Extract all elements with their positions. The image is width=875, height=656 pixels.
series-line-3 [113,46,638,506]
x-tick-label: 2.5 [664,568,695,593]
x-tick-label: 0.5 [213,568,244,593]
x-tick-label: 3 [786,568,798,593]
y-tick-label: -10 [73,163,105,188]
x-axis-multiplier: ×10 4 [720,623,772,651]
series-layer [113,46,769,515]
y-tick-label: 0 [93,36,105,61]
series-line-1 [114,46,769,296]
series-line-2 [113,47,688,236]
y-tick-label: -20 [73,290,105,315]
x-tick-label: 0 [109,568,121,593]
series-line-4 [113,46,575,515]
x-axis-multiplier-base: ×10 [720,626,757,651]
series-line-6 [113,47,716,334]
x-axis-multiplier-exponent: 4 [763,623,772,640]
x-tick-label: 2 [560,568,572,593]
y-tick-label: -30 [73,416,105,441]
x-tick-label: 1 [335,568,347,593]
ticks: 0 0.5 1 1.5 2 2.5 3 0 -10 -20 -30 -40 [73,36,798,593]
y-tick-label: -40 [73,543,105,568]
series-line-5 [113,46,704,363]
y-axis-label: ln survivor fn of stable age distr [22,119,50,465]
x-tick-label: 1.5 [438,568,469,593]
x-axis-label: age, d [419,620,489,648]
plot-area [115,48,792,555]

[What you need to do]
Output every line of the listing as a numbered list, leaving out any blank lines.

[Solution]
1. Extract all elements with their positions. The image is width=875, height=656 pixels.
2. series-line-3 [113,46,638,506]
3. x-tick-label: 2.5 [664,568,695,593]
4. x-tick-label: 0.5 [213,568,244,593]
5. x-tick-label: 3 [786,568,798,593]
6. y-tick-label: -10 [73,163,105,188]
7. x-axis-multiplier: ×10 4 [720,623,772,651]
8. series-layer [113,46,769,515]
9. y-tick-label: 0 [93,36,105,61]
10. series-line-1 [114,46,769,296]
11. series-line-2 [113,47,688,236]
12. y-tick-label: -20 [73,290,105,315]
13. x-tick-label: 0 [109,568,121,593]
14. series-line-4 [113,46,575,515]
15. x-axis-multiplier-base: ×10 [720,626,757,651]
16. series-line-6 [113,47,716,334]
17. x-axis-multiplier-exponent: 4 [763,623,772,640]
18. x-tick-label: 2 [560,568,572,593]
19. y-tick-label: -30 [73,416,105,441]
20. x-tick-label: 1 [335,568,347,593]
21. ticks: 0 0.5 1 1.5 2 2.5 3 0 -10 -20 -30 -40 [73,36,798,593]
22. y-tick-label: -40 [73,543,105,568]
23. series-line-5 [113,46,704,363]
24. y-axis-label: ln survivor fn of stable age distr [22,119,50,465]
25. x-tick-label: 1.5 [438,568,469,593]
26. x-axis-label: age, d [419,620,489,648]
27. plot-area [115,48,792,555]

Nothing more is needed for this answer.